(Stored items)
______________________________

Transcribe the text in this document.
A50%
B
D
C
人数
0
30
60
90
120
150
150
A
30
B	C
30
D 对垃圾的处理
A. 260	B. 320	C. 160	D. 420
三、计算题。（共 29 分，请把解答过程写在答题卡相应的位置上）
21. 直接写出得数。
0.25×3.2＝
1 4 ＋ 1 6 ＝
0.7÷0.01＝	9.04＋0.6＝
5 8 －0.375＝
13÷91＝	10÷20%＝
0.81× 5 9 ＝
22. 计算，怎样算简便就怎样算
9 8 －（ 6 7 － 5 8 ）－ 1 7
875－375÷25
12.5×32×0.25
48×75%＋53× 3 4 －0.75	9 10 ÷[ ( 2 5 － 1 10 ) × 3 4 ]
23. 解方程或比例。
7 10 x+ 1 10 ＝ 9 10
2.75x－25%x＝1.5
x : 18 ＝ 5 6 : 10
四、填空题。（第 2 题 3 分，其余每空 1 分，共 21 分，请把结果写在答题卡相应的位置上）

______________________________

**Problem description:** Reproduce the full listing word for word.

**Finished task:**
Transcribe the text in this document.
A50%
B
D
C
人数
0
30
60
90
120
150
150
A
30
B	C
30
D 对垃圾的处理
A. 260	B. 320	C. 160	D. 420
三、计算题。（共 29 分，请把解答过程写在答题卡相应的位置上）
21. 直接写出得数。
0.25×3.2＝
1 4 ＋ 1 6 ＝
0.7÷0.01＝	9.04＋0.6＝
5 8 －0.375＝
13÷91＝	10÷20%＝
0.81× 5 9 ＝
22. 计算，怎样算简便就怎样算
9 8 －（ 6 7 － 5 8 ）－ 1 7
875－375÷25
12.5×32×0.25
48×75%＋53× 3 4 －0.75	9 10 ÷[ ( 2 5 － 1 10 ) × 3 4 ]
23. 解方程或比例。
7 10 x+ 1 10 ＝ 9 10
2.75x－25%x＝1.5
x : 18 ＝ 5 6 : 10
四、填空题。（第 2 题 3 分，其余每空 1 分，共 21 分，请把结果写在答题卡相应的位置上）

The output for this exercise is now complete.